• [Instructions to follow] In the listing below, locate the lines that hold "Input" and copy them.

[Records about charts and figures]
——————————

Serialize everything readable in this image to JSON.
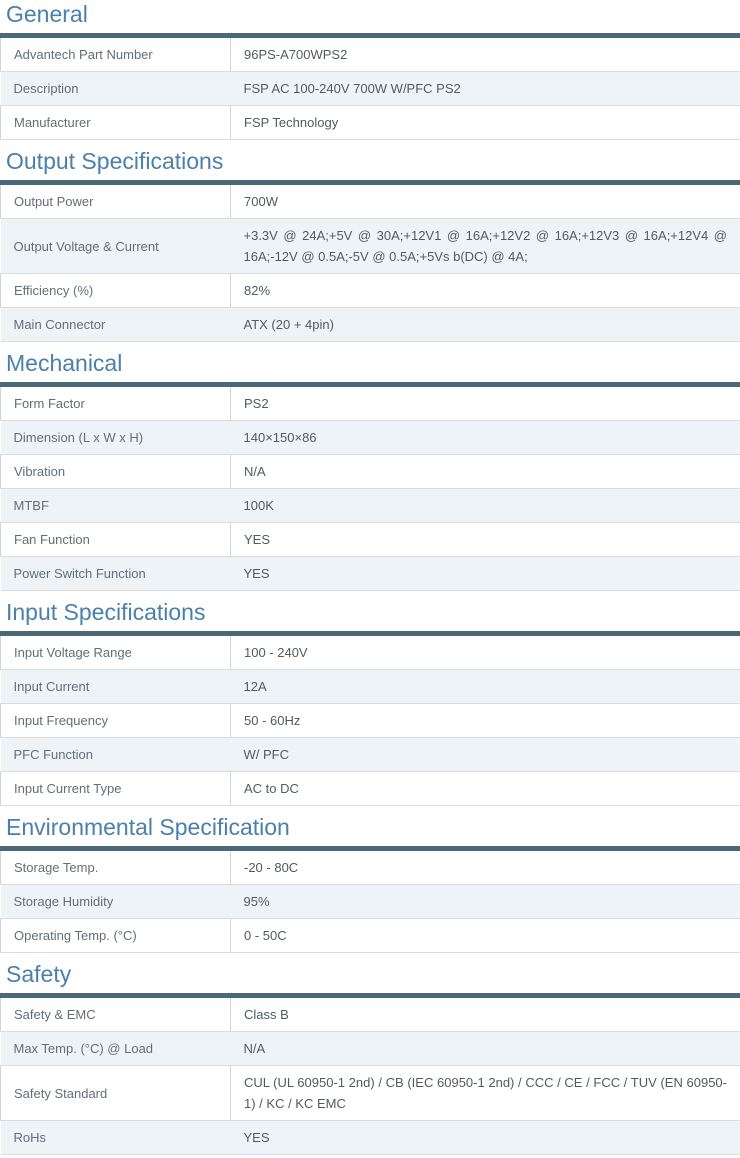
{
  "theme": {
    "heading_color": "#4a80ab",
    "bar_color": "#4a687a",
    "row_alt_bg": "#eef3f8",
    "label_color": "#636e78",
    "value_color": "#525a61",
    "row_border": "#d9dde1",
    "divider": "#d0d5d9",
    "page_bg": "#ffffff"
  },
  "sections": [
    {
      "title": "General",
      "rows": [
        {
          "label": "Advantech Part Number",
          "value": "96PS-A700WPS2"
        },
        {
          "label": "Description",
          "value": "FSP AC 100-240V 700W W/PFC PS2"
        },
        {
          "label": "Manufacturer",
          "value": "FSP Technology"
        }
      ]
    },
    {
      "title": "Output Specifications",
      "rows": [
        {
          "label": "Output Power",
          "value": "700W"
        },
        {
          "label": "Output Voltage & Current",
          "value": "+3.3V @ 24A;+5V @ 30A;+12V1 @ 16A;+12V2 @ 16A;+12V3 @ 16A;+12V4 @ 16A;-12V @ 0.5A;-5V @ 0.5A;+5Vs b(DC) @ 4A;"
        },
        {
          "label": "Efficiency (%)",
          "value": "82%"
        },
        {
          "label": "Main Connector",
          "value": "ATX (20 + 4pin)"
        }
      ]
    },
    {
      "title": "Mechanical",
      "rows": [
        {
          "label": "Form Factor",
          "value": "PS2"
        },
        {
          "label": "Dimension (L x W x H)",
          "value": "140×150×86"
        },
        {
          "label": "Vibration",
          "value": "N/A"
        },
        {
          "label": "MTBF",
          "value": "100K"
        },
        {
          "label": "Fan Function",
          "value": "YES"
        },
        {
          "label": "Power Switch Function",
          "value": "YES"
        }
      ]
    },
    {
      "title": "Input Specifications",
      "rows": [
        {
          "label": "Input Voltage Range",
          "value": "100 - 240V"
        },
        {
          "label": "Input Current",
          "value": "12A"
        },
        {
          "label": "Input Frequency",
          "value": "50 - 60Hz"
        },
        {
          "label": "PFC Function",
          "value": "W/ PFC"
        },
        {
          "label": "Input Current Type",
          "value": "AC to DC"
        }
      ]
    },
    {
      "title": "Environmental Specification",
      "rows": [
        {
          "label": "Storage Temp.",
          "value": "-20 - 80C"
        },
        {
          "label": "Storage Humidity",
          "value": "95%"
        },
        {
          "label": "Operating Temp. (°C)",
          "value": "0 - 50C"
        }
      ]
    },
    {
      "title": "Safety",
      "rows": [
        {
          "label": "Safety & EMC",
          "value": "Class B"
        },
        {
          "label": "Max Temp. (°C) @ Load",
          "value": "N/A"
        },
        {
          "label": "Safety Standard",
          "value": "CUL (UL 60950-1 2nd) / CB (IEC 60950-1 2nd) / CCC / CE / FCC / TUV (EN 60950-1) / KC / KC EMC"
        },
        {
          "label": "RoHs",
          "value": "YES"
        }
      ]
    }
  ]
}
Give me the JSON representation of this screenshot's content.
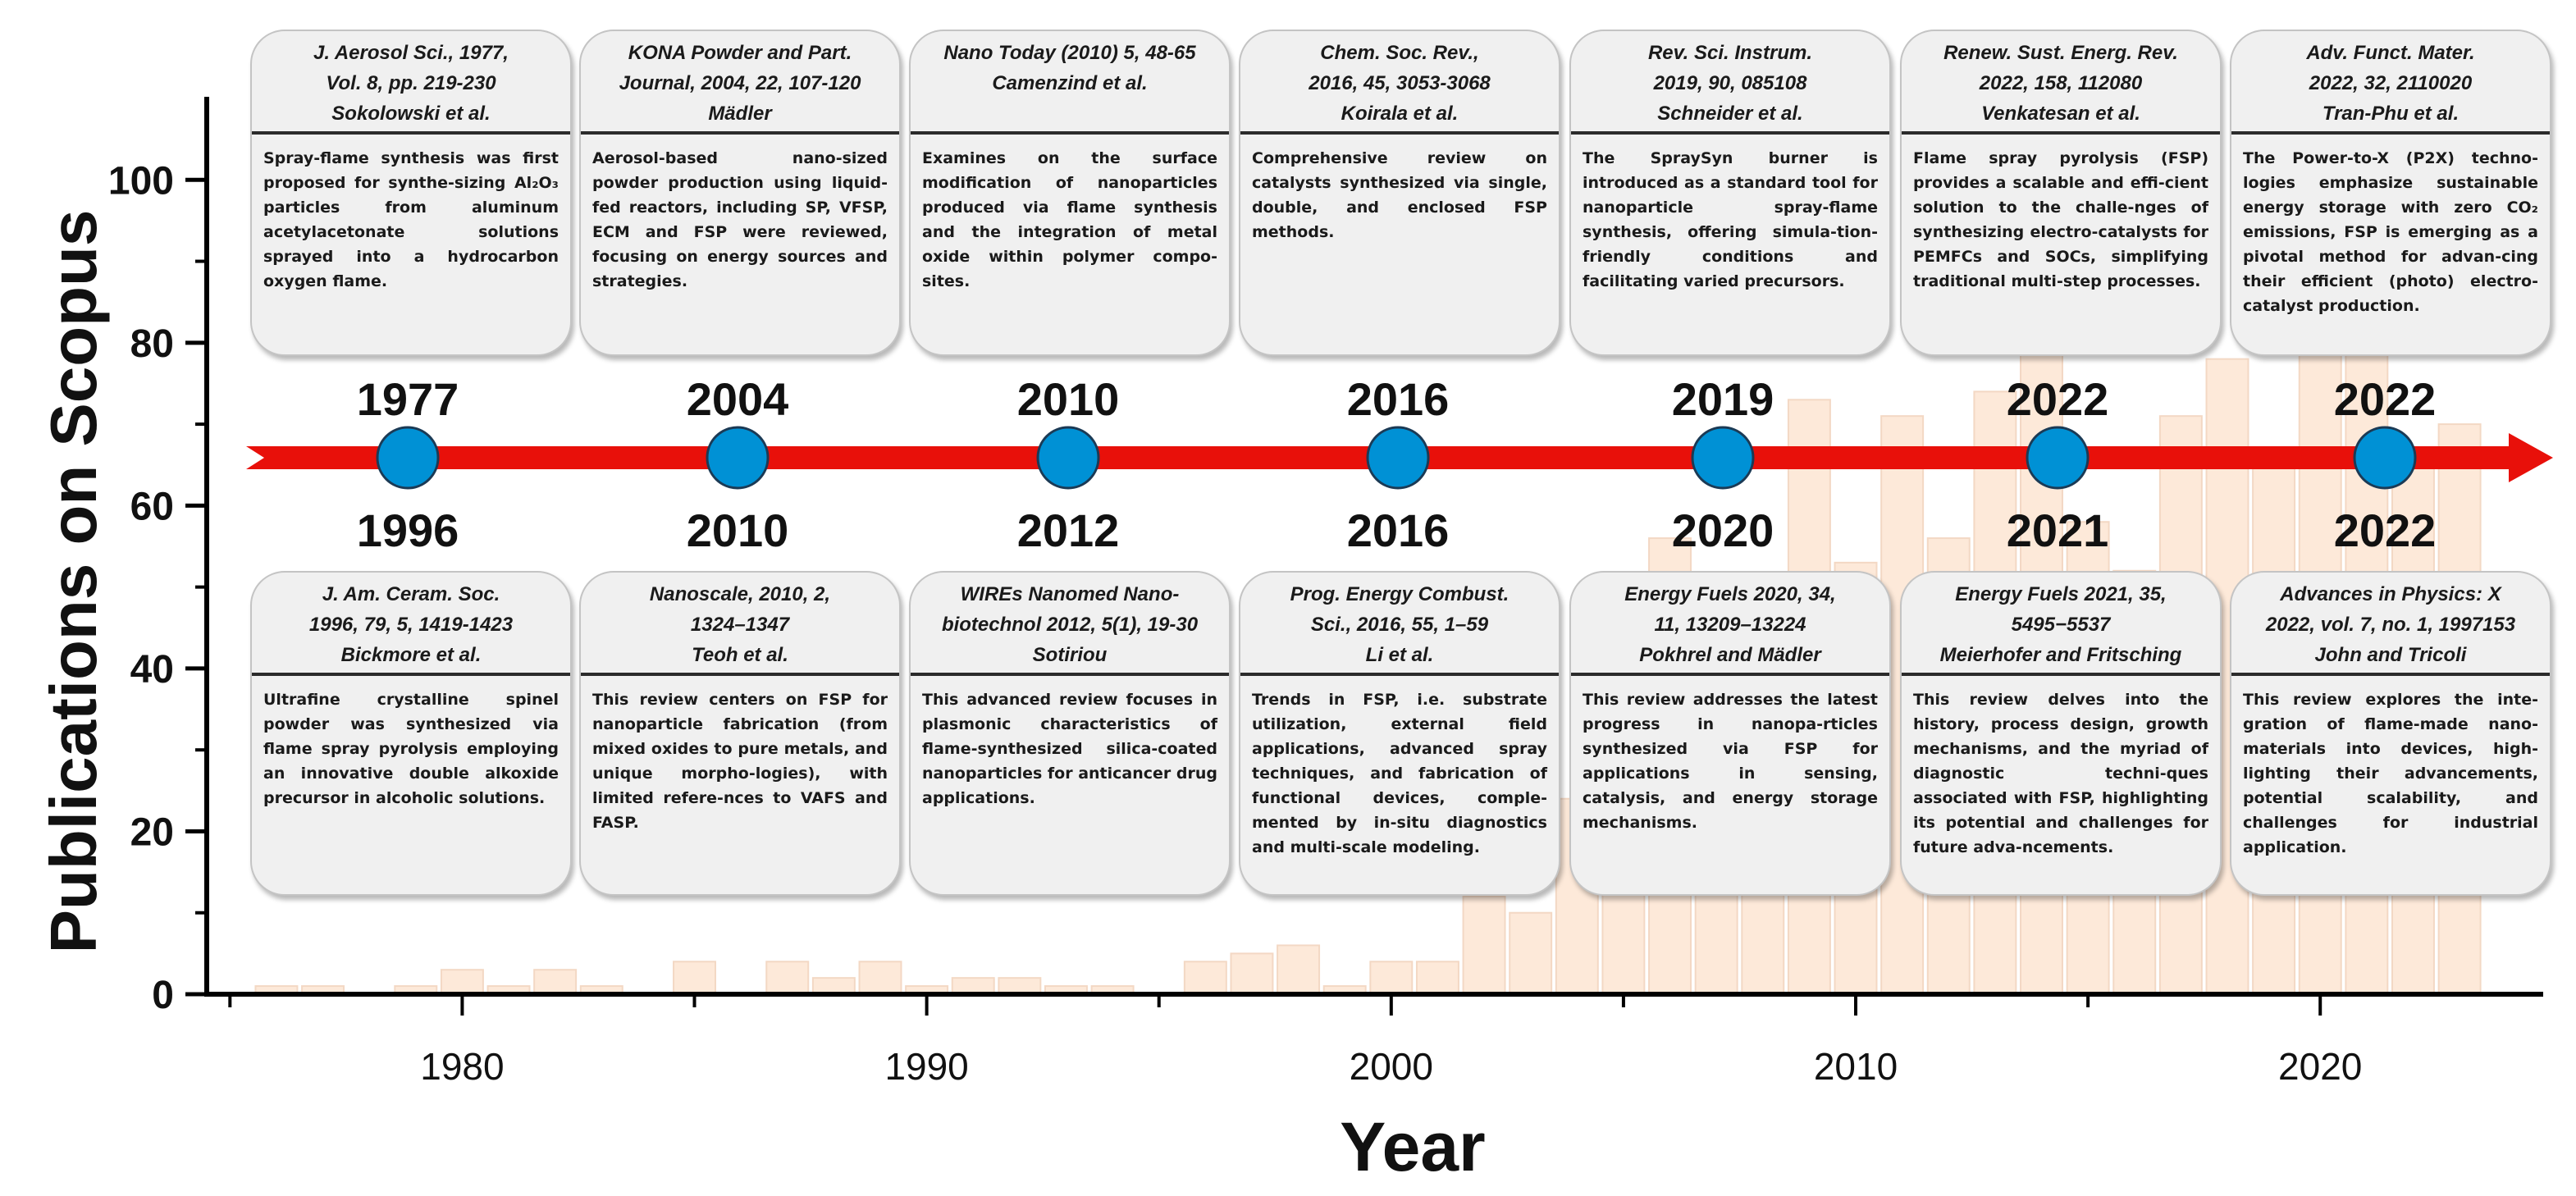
{
  "chart_data": {
    "type": "bar",
    "ylabel": "Publications on Scopus",
    "xlabel": "Year",
    "ylim": [
      0,
      110
    ],
    "yticks": [
      0,
      20,
      40,
      60,
      80,
      100
    ],
    "xlim": [
      1974.5,
      2024.8
    ],
    "xticks": [
      1980,
      1990,
      2000,
      2010,
      2020
    ],
    "x": [
      1976,
      1977,
      1978,
      1979,
      1980,
      1981,
      1982,
      1983,
      1984,
      1985,
      1986,
      1987,
      1988,
      1989,
      1990,
      1991,
      1992,
      1993,
      1994,
      1995,
      1996,
      1997,
      1998,
      1999,
      2000,
      2001,
      2002,
      2003,
      2004,
      2005,
      2006,
      2007,
      2008,
      2009,
      2010,
      2011,
      2012,
      2013,
      2014,
      2015,
      2016,
      2017,
      2018,
      2019,
      2020,
      2021,
      2022,
      2023
    ],
    "values": [
      1,
      1,
      0,
      1,
      3,
      1,
      3,
      1,
      0,
      4,
      0,
      4,
      2,
      4,
      1,
      2,
      2,
      1,
      1,
      0,
      4,
      5,
      6,
      1,
      4,
      4,
      12,
      10,
      24,
      28,
      56,
      30,
      44,
      73,
      53,
      71,
      56,
      74,
      85,
      58,
      52,
      71,
      78,
      65,
      90,
      86,
      65,
      70
    ],
    "bar_color": "#fde9d9"
  },
  "timeline": {
    "top_years": [
      "1977",
      "2004",
      "2010",
      "2016",
      "2019",
      "2022",
      "2022"
    ],
    "bottom_years": [
      "1996",
      "2010",
      "2012",
      "2016",
      "2020",
      "2021",
      "2022"
    ]
  },
  "top_cards": [
    {
      "ref": [
        "J. Aerosol Sci., 1977,",
        "Vol. 8, pp. 219-230",
        "Sokolowski et al."
      ],
      "desc": "Spray-flame synthesis was first proposed for synthe-sizing Al₂O₃ particles from aluminum acetylacetonate solutions sprayed into a hydrocarbon oxygen flame."
    },
    {
      "ref": [
        "KONA Powder and Part.",
        "Journal, 2004, 22, 107-120",
        "Mädler"
      ],
      "desc": "Aerosol-based nano-sized powder production using liquid-fed reactors, including SP, VFSP, ECM and FSP were reviewed, focusing on energy sources and strategies."
    },
    {
      "ref": [
        "Nano Today (2010) 5, 48-65",
        "Camenzind et al."
      ],
      "desc": "Examines on the surface modification of nanoparticles produced via flame synthesis and the integration of metal oxide within polymer compo-sites."
    },
    {
      "ref": [
        "Chem. Soc. Rev.,",
        "2016, 45, 3053-3068",
        "Koirala et al."
      ],
      "desc": "Comprehensive review on catalysts synthesized via single, double, and enclosed FSP methods."
    },
    {
      "ref": [
        "Rev. Sci. Instrum.",
        "2019, 90, 085108",
        "Schneider et al."
      ],
      "desc": "The SpraySyn burner is introduced as a standard tool for nanoparticle spray-flame synthesis, offering simula-tion-friendly conditions and facilitating varied precursors."
    },
    {
      "ref": [
        "Renew. Sust. Energ. Rev.",
        "2022, 158, 112080",
        "Venkatesan et al."
      ],
      "desc": "Flame spray pyrolysis (FSP) provides a scalable and effi-cient solution to the challe-nges of synthesizing electro-catalysts for PEMFCs and SOCs, simplifying traditional multi-step processes."
    },
    {
      "ref": [
        "Adv. Funct. Mater.",
        "2022, 32, 2110020",
        "Tran-Phu et al."
      ],
      "desc": "The Power-to-X (P2X) techno-logies emphasize sustainable energy storage with zero CO₂ emissions, FSP is emerging as a pivotal method for advan-cing their efficient (photo) electro-catalyst production."
    }
  ],
  "bottom_cards": [
    {
      "ref": [
        "J. Am. Ceram. Soc.",
        "1996, 79, 5, 1419-1423",
        "Bickmore et al."
      ],
      "desc": "Ultrafine crystalline spinel powder was synthesized via flame spray pyrolysis employing an innovative double alkoxide precursor in alcoholic solutions."
    },
    {
      "ref": [
        "Nanoscale, 2010, 2,",
        "1324–1347",
        "Teoh et al."
      ],
      "desc": "This review centers on FSP for nanoparticle fabrication (from mixed oxides to pure metals, and unique morpho-logies), with limited refere-nces to VAFS and FASP."
    },
    {
      "ref": [
        "WIREs Nanomed Nano-",
        "biotechnol 2012, 5(1), 19-30",
        "Sotiriou"
      ],
      "desc": "This advanced review focuses in plasmonic characteristics of flame-synthesized silica-coated nanoparticles for anticancer drug applications."
    },
    {
      "ref": [
        "Prog. Energy Combust.",
        "Sci., 2016, 55, 1–59",
        "Li et al."
      ],
      "desc": "Trends in FSP, i.e. substrate utilization, external field applications, advanced spray techniques, and fabrication of functional devices, comple-mented by in-situ diagnostics and multi-scale modeling."
    },
    {
      "ref": [
        "Energy Fuels 2020, 34,",
        "11, 13209–13224",
        "Pokhrel and Mädler"
      ],
      "desc": "This review addresses the latest progress in nanopa-rticles synthesized via FSP for applications in sensing, catalysis, and energy storage mechanisms."
    },
    {
      "ref": [
        "Energy Fuels 2021, 35,",
        "5495−5537",
        "Meierhofer and Fritsching"
      ],
      "desc": "This review delves into the history, process design, growth mechanisms, and the myriad of diagnostic techni-ques associated with FSP, highlighting its potential and challenges for future adva-ncements."
    },
    {
      "ref": [
        "Advances in Physics: X",
        "2022, vol. 7, no. 1, 1997153",
        "John and Tricoli"
      ],
      "desc": "This review explores the inte-gration of flame-made nano-materials into devices, high-lighting their advancements, potential scalability, and challenges for industrial application."
    }
  ],
  "colors": {
    "arrow": "#e8100a",
    "node": "#0091d5",
    "card_bg": "#f0f0f0"
  }
}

——————————

• [Solution to this problem]
      "title": "Input Specifications",
          "label": "Input Voltage Range",
          "label": "Input Current",
          "label": "Input Frequency",
          "label": "Input Current Type",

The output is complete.